DATA SHOWN -
--------------------------------
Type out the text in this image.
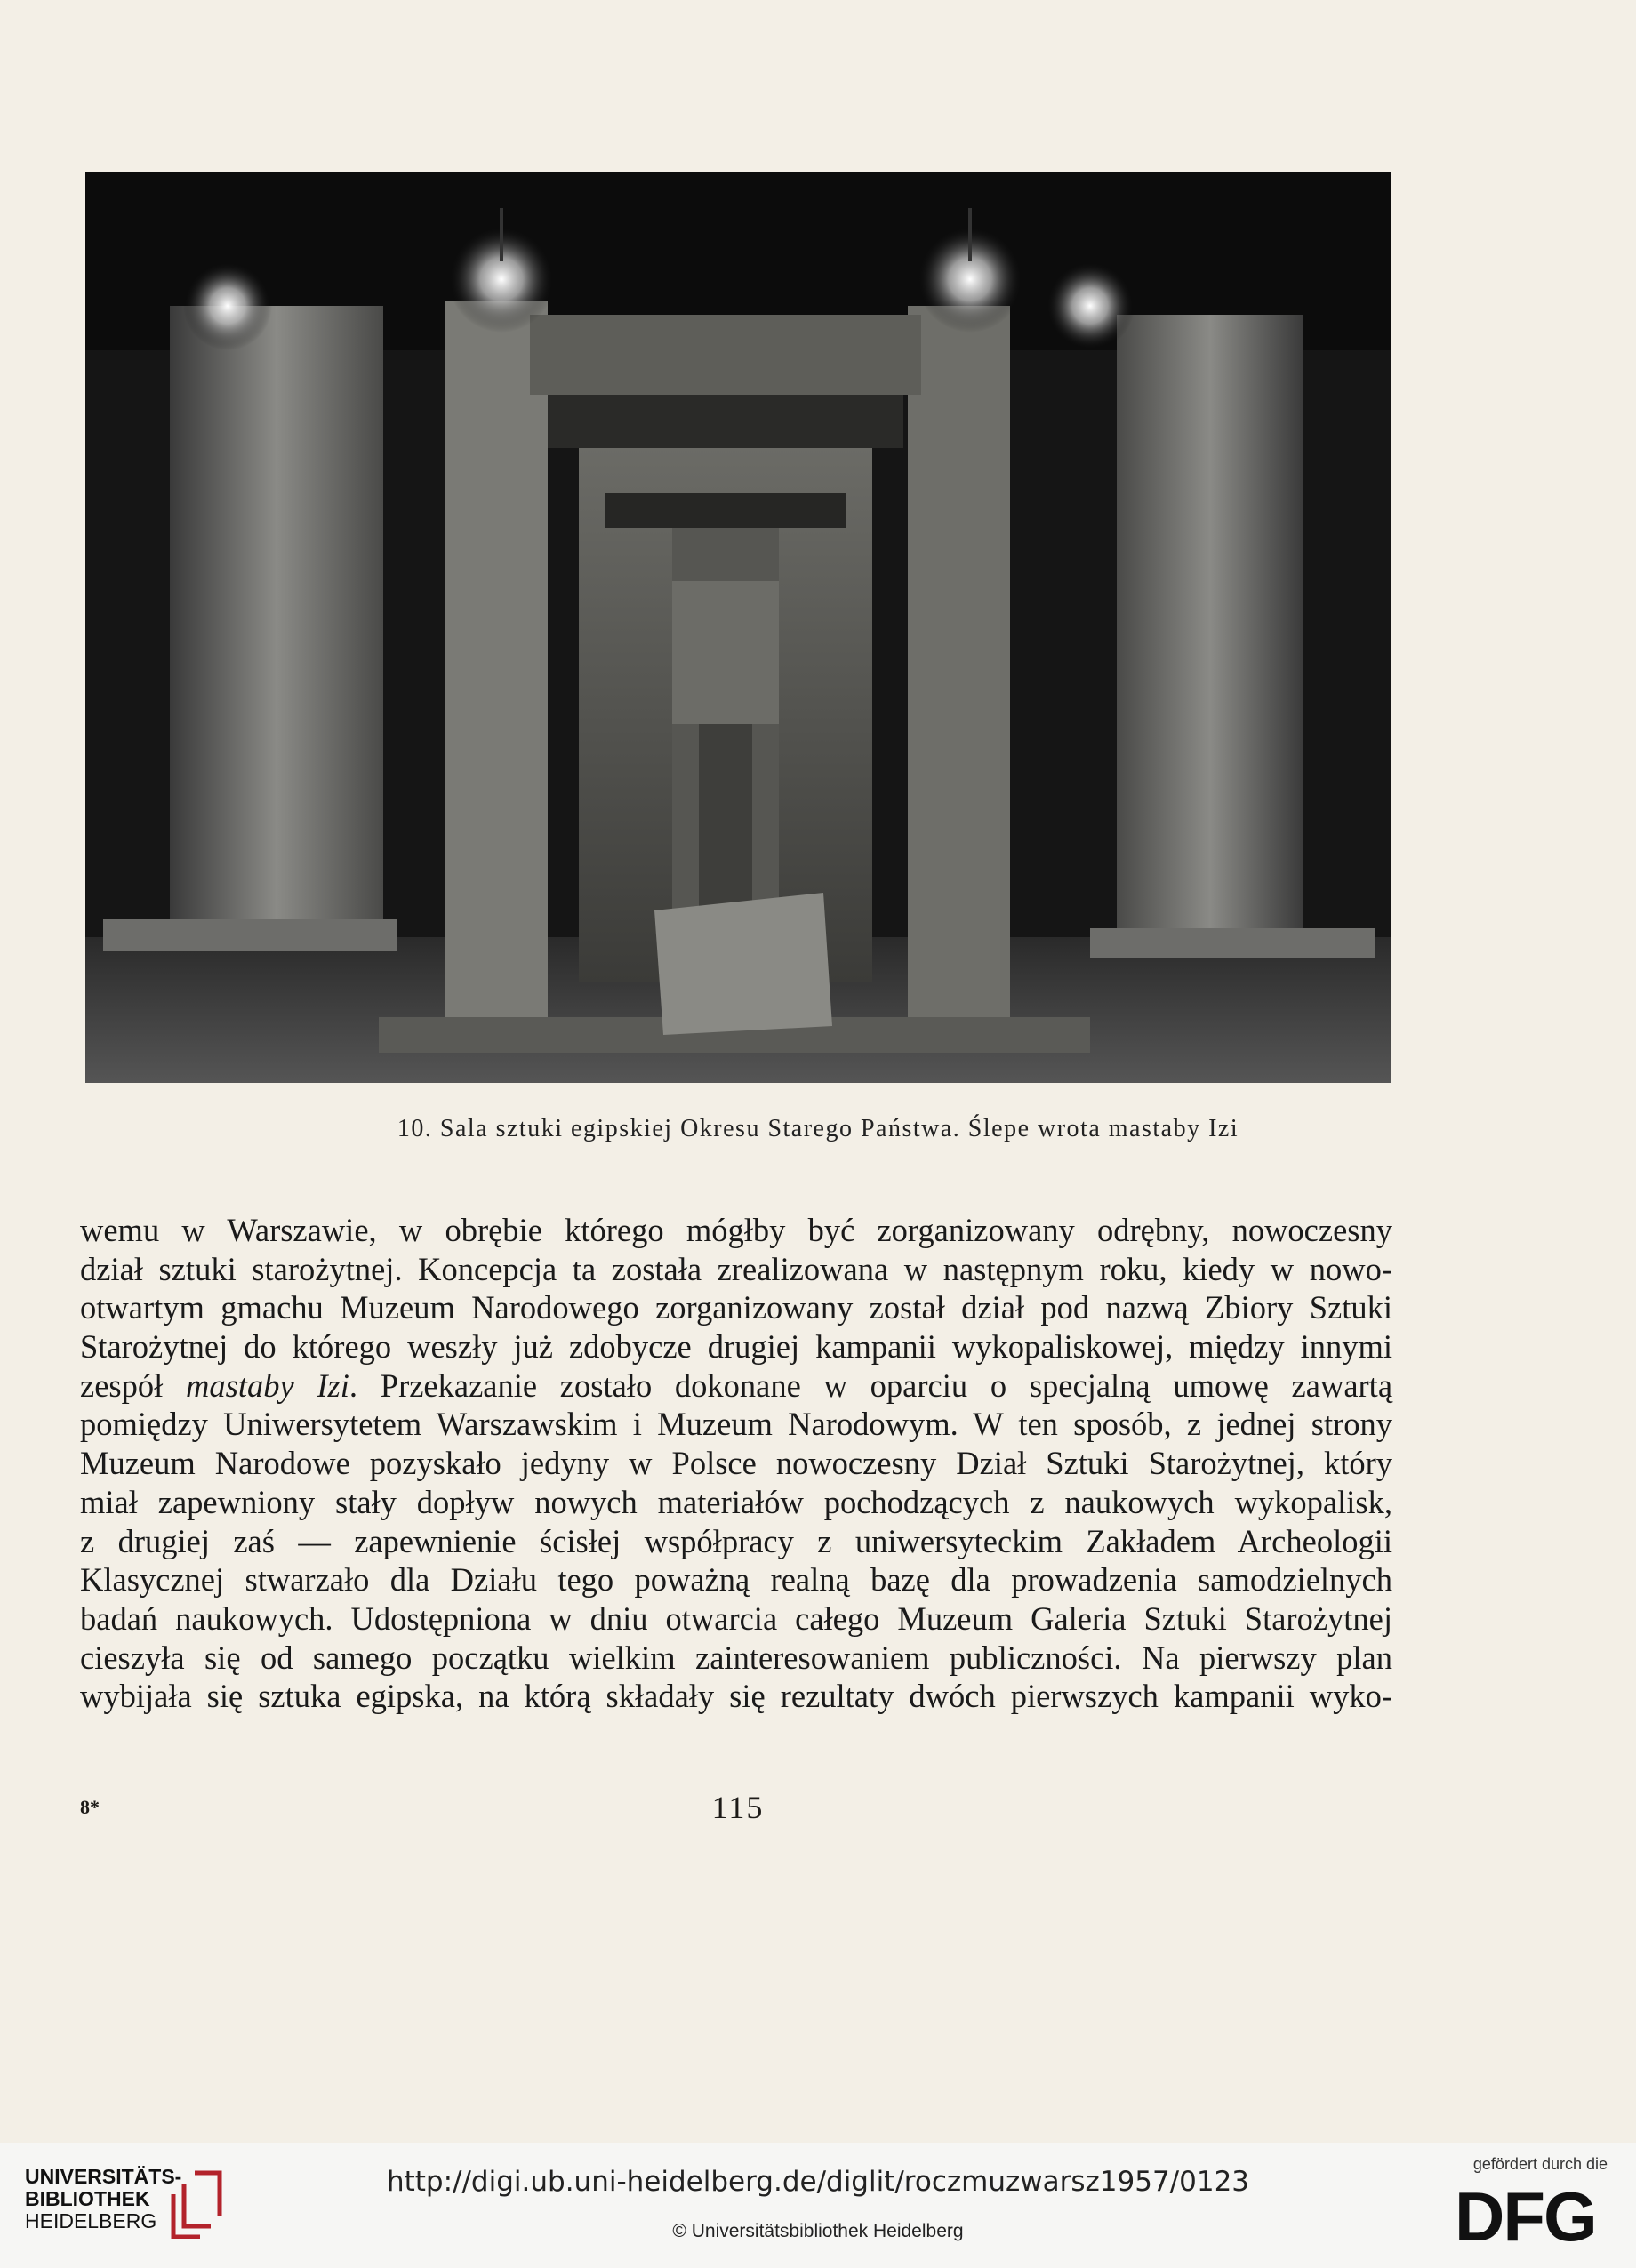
10. Sala sztuki egipskiej Okresu Starego Państwa. Ślepe wrota mastaby Izi
wemu w Warszawie, w obrębie którego mógłby być zorganizowany odrębny, nowoczesny
dział sztuki starożytnej. Koncepcja ta została zrealizowana w następnym roku, kiedy w nowo-
otwartym gmachu Muzeum Narodowego zorganizowany został dział pod nazwą Zbiory Sztuki
Starożytnej do którego weszły już zdobycze drugiej kampanii wykopaliskowej, między innymi
zespół mastaby Izi. Przekazanie zostało dokonane w oparciu o specjalną umowę zawartą
pomiędzy Uniwersytetem Warszawskim i Muzeum Narodowym. W ten sposób, z jednej strony
Muzeum Narodowe pozyskało jedyny w Polsce nowoczesny Dział Sztuki Starożytnej, który
miał zapewniony stały dopływ nowych materiałów pochodzących z naukowych wykopalisk,
z drugiej zaś — zapewnienie ścisłej współpracy z uniwersyteckim Zakładem Archeologii
Klasycznej stwarzało dla Działu tego poważną realną bazę dla prowadzenia samodzielnych
badań naukowych. Udostępniona w dniu otwarcia całego Muzeum Galeria Sztuki Starożytnej
cieszyła się od samego początku wielkim zainteresowaniem publiczności. Na pierwszy plan
wybijała się sztuka egipska, na którą składały się rezultaty dwóch pierwszych kampanii wyko-
8*	115
UNIVERSITÄTS-
BIBLIOTHEK
HEIDELBERG
http://digi.ub.uni-heidelberg.de/diglit/roczmuzwarsz1957/0123
© Universitätsbibliothek Heidelberg
gefördert durch die
DFG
--------------------------------
Pull out every line containing "naukowych".

SOLVED EXERCISE -
miał zapewniony stały dopływ nowych materiałów pochodzących z naukowych wykopalisk,
badań naukowych. Udostępniona w dniu otwarcia całego Muzeum Galeria Sztuki Starożytnej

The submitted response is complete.